»»

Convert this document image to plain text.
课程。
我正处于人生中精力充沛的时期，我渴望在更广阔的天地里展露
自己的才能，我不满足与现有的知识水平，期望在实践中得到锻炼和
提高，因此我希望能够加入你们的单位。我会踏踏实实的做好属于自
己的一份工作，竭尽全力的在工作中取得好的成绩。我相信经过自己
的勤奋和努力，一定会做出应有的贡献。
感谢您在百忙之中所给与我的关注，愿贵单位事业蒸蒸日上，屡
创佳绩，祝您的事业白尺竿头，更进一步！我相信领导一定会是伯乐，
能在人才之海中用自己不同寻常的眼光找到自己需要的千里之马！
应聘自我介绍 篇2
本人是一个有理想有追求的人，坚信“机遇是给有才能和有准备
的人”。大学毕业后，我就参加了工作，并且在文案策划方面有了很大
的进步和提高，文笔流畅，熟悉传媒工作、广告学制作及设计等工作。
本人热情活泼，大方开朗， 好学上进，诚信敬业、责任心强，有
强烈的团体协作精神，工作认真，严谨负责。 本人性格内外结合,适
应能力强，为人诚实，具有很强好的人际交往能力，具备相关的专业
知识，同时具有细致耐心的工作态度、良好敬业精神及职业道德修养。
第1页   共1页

««

The data above must be returned in full, exactly as written.

Solution ->
Convert this document image to plain text.
课程。
我正处于人生中精力充沛的时期，我渴望在更广阔的天地里展露
自己的才能，我不满足与现有的知识水平，期望在实践中得到锻炼和
提高，因此我希望能够加入你们的单位。我会踏踏实实的做好属于自
己的一份工作，竭尽全力的在工作中取得好的成绩。我相信经过自己
的勤奋和努力，一定会做出应有的贡献。
感谢您在百忙之中所给与我的关注，愿贵单位事业蒸蒸日上，屡
创佳绩，祝您的事业白尺竿头，更进一步！我相信领导一定会是伯乐，
能在人才之海中用自己不同寻常的眼光找到自己需要的千里之马！
应聘自我介绍 篇2
本人是一个有理想有追求的人，坚信“机遇是给有才能和有准备
的人”。大学毕业后，我就参加了工作，并且在文案策划方面有了很大
的进步和提高，文笔流畅，熟悉传媒工作、广告学制作及设计等工作。
本人热情活泼，大方开朗， 好学上进，诚信敬业、责任心强，有
强烈的团体协作精神，工作认真，严谨负责。 本人性格内外结合,适
应能力强，为人诚实，具有很强好的人际交往能力，具备相关的专业
知识，同时具有细致耐心的工作态度、良好敬业精神及职业道德修养。
第1页   共1页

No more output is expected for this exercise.